Data entries for graphics:
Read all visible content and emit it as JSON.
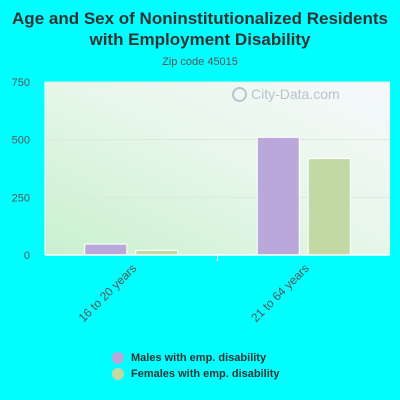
{
  "colors": {
    "page_bg": "#00ffff",
    "males": "#bba8da",
    "females": "#c3d9a5"
  },
  "watermark": {
    "icon": "magnifier-icon",
    "text": "City-Data.com"
  },
  "chart_data": {
    "type": "bar",
    "title": "Age and Sex of Noninstitutionalized Residents with Employment Disability",
    "subtitle": "Zip code 45015",
    "categories": [
      "16 to 20 years",
      "21 to 64 years"
    ],
    "series": [
      {
        "name": "Males with emp. disability",
        "values": [
          47,
          510
        ]
      },
      {
        "name": "Females with emp. disability",
        "values": [
          20,
          418
        ]
      }
    ],
    "y_ticks": [
      "0",
      "250",
      "500",
      "750"
    ],
    "ylim": [
      0,
      750
    ],
    "legend": "bottom"
  }
}
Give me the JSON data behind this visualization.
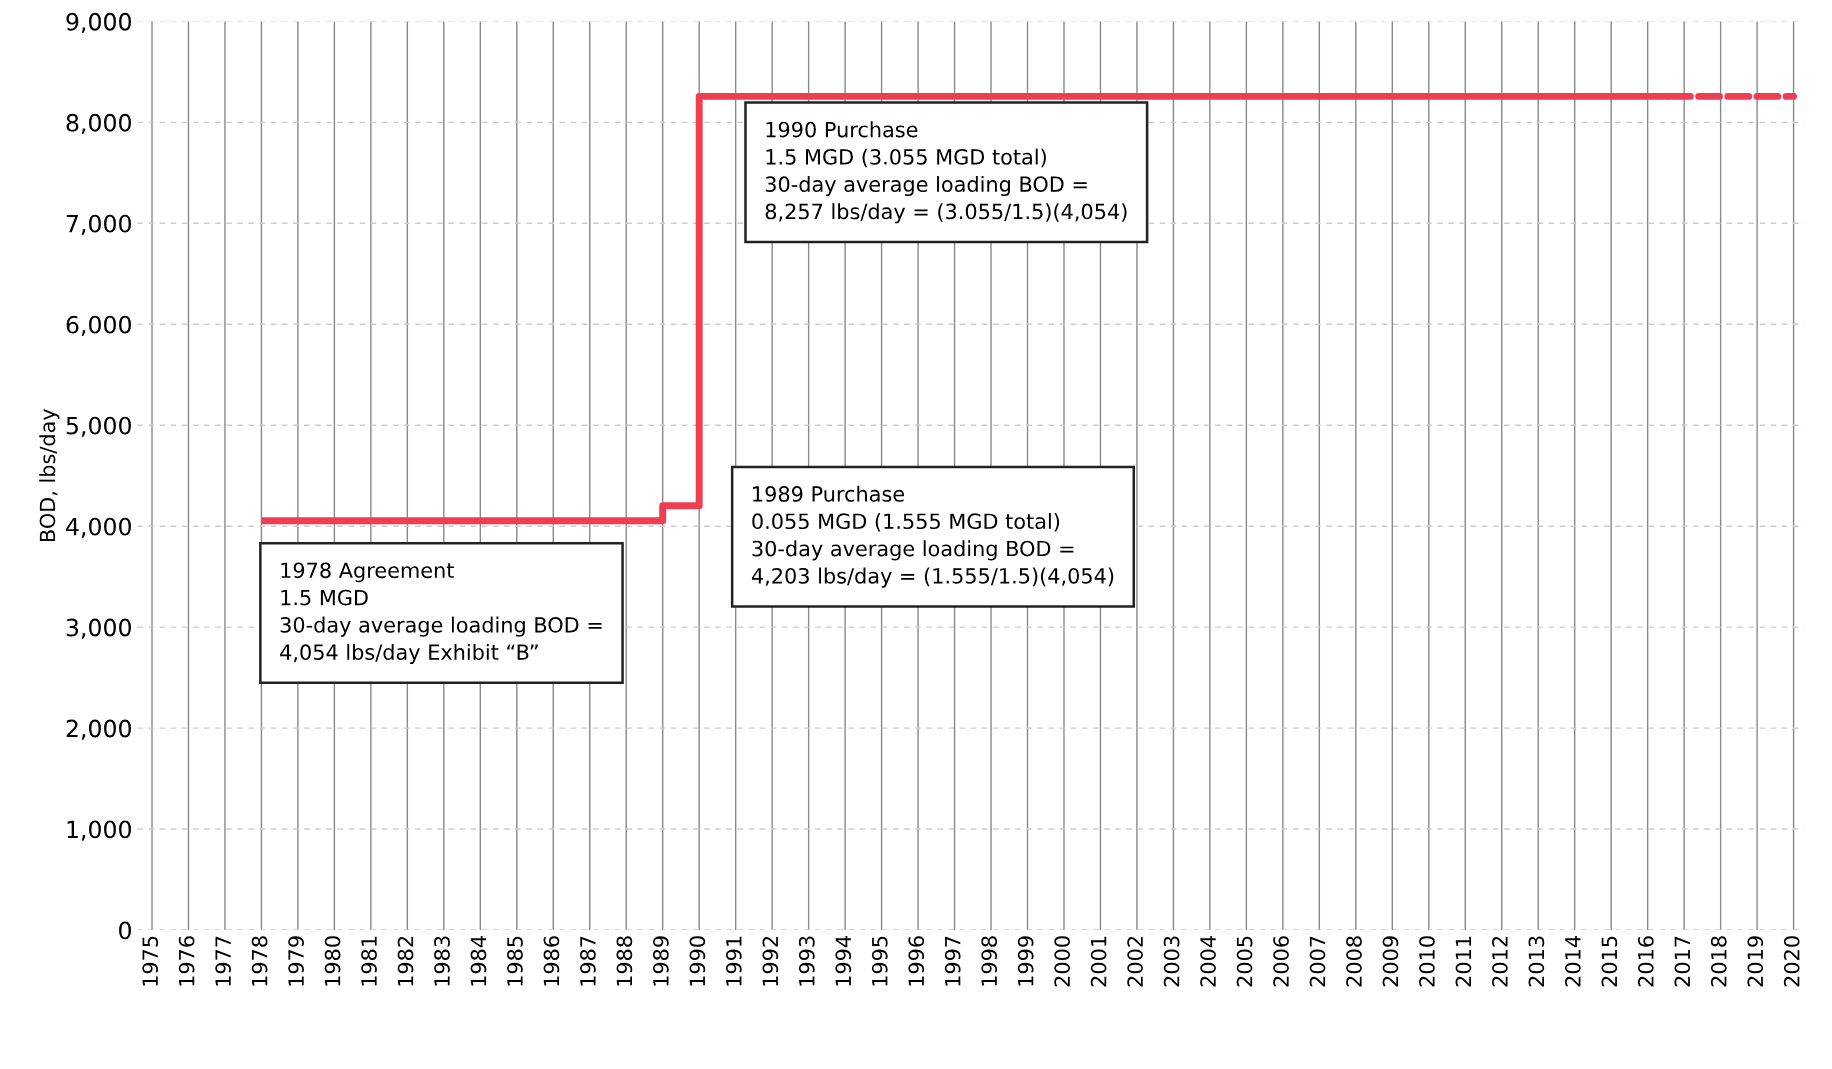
{
  "chart_data": {
    "type": "step",
    "ylabel": "BOD, lbs/day",
    "series": [
      {
        "color": "#ee3f52",
        "line_style": "solid",
        "x": [
          1978,
          1989,
          1990,
          2016.6
        ],
        "values": [
          4054,
          4203,
          8257,
          8257
        ]
      },
      {
        "type": "line",
        "color": "#ee3f52",
        "line_style": "dashed",
        "x": [
          2016.6,
          2020
        ],
        "values": [
          8257,
          8257
        ]
      }
    ],
    "xlim": [
      1974.6,
      2020.3
    ],
    "xticks": [
      1975,
      1976,
      1977,
      1978,
      1979,
      1980,
      1981,
      1982,
      1983,
      1984,
      1985,
      1986,
      1987,
      1988,
      1989,
      1990,
      1991,
      1992,
      1993,
      1994,
      1995,
      1996,
      1997,
      1998,
      1999,
      2000,
      2001,
      2002,
      2003,
      2004,
      2005,
      2006,
      2007,
      2008,
      2009,
      2010,
      2011,
      2012,
      2013,
      2014,
      2015,
      2016,
      2017,
      2018,
      2019,
      2020
    ],
    "ylim": [
      0,
      9000
    ],
    "yticks": [
      0,
      {
        "value": 1000,
        "label": "1,000"
      },
      {
        "value": 2000,
        "label": "2,000"
      },
      {
        "value": 3000,
        "label": "3,000"
      },
      {
        "value": 4000,
        "label": "4,000"
      },
      {
        "value": 5000,
        "label": "5,000"
      },
      {
        "value": 6000,
        "label": "6,000"
      },
      {
        "value": 7000,
        "label": "7,000"
      },
      {
        "value": 8000,
        "label": "8,000"
      },
      {
        "value": 9000,
        "label": "9,000"
      }
    ],
    "grid": true,
    "annotations": [
      "1978 Agreement\n1.5 MGD\n30-day average loading BOD =\n4,054 lbs/day Exhibit “B”",
      "1989 Purchase\n0.055 MGD (1.555 MGD total)\n30-day average loading BOD =\n4,203 lbs/day = (1.555/1.5)(4,054)",
      "1990 Purchase\n1.5 MGD (3.055 MGD total)\n30-day average loading BOD =\n8,257 lbs/day = (3.055/1.5)(4,054)"
    ]
  }
}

▸ What needs to be done
Scan the listing above for the word "with" and show each line where it is found.

▸ Final result
    "title": "Age and Sex of Noninstitutionalized Residents with Employment Disability",
        "name": "Males with emp. disability",
        "name": "Females with emp. disability",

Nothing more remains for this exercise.